## DIRECTIONS
Restate the entire listing word for word.

## ROWS
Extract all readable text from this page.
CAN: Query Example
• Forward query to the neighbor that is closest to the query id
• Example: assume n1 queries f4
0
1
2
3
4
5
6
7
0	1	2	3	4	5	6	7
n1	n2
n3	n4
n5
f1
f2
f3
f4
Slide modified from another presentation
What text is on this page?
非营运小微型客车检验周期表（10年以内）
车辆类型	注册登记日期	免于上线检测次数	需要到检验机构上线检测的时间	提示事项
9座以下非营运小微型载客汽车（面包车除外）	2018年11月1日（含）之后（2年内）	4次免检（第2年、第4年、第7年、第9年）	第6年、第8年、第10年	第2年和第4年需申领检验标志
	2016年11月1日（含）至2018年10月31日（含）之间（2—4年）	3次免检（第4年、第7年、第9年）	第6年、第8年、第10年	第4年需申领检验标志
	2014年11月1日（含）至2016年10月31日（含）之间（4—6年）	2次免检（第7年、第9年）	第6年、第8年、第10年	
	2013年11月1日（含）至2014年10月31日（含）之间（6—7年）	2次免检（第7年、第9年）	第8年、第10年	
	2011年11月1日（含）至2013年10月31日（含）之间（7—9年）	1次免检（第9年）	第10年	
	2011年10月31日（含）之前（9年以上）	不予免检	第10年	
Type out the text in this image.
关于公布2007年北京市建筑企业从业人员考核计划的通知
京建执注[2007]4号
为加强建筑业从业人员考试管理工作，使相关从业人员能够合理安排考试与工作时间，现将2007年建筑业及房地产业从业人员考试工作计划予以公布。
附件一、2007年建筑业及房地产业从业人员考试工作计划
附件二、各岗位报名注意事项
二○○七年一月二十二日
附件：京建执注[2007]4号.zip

## SOLVED PROBLEM
Extract all readable text from this page.
CAN: Query Example
• Forward query to the neighbor that is closest to the query id
• Example: assume n1 queries f4
0
1
2
3
4
5
6
7
0	1	2	3	4	5	6	7
n1	n2
n3	n4
n5
f1
f2
f3
f4
Slide modified from another presentation
What text is on this page?
非营运小微型客车检验周期表（10年以内）
车辆类型	注册登记日期	免于上线检测次数	需要到检验机构上线检测的时间	提示事项
9座以下非营运小微型载客汽车（面包车除外）	2018年11月1日（含）之后（2年内）	4次免检（第2年、第4年、第7年、第9年）	第6年、第8年、第10年	第2年和第4年需申领检验标志
	2016年11月1日（含）至2018年10月31日（含）之间（2—4年）	3次免检（第4年、第7年、第9年）	第6年、第8年、第10年	第4年需申领检验标志
	2014年11月1日（含）至2016年10月31日（含）之间（4—6年）	2次免检（第7年、第9年）	第6年、第8年、第10年	
	2013年11月1日（含）至2014年10月31日（含）之间（6—7年）	2次免检（第7年、第9年）	第8年、第10年	
	2011年11月1日（含）至2013年10月31日（含）之间（7—9年）	1次免检（第9年）	第10年	
	2011年10月31日（含）之前（9年以上）	不予免检	第10年	
Type out the text in this image.
关于公布2007年北京市建筑企业从业人员考核计划的通知
京建执注[2007]4号
为加强建筑业从业人员考试管理工作，使相关从业人员能够合理安排考试与工作时间，现将2007年建筑业及房地产业从业人员考试工作计划予以公布。
附件一、2007年建筑业及房地产业从业人员考试工作计划
附件二、各岗位报名注意事项
二○○七年一月二十二日
附件：京建执注[2007]4号.zip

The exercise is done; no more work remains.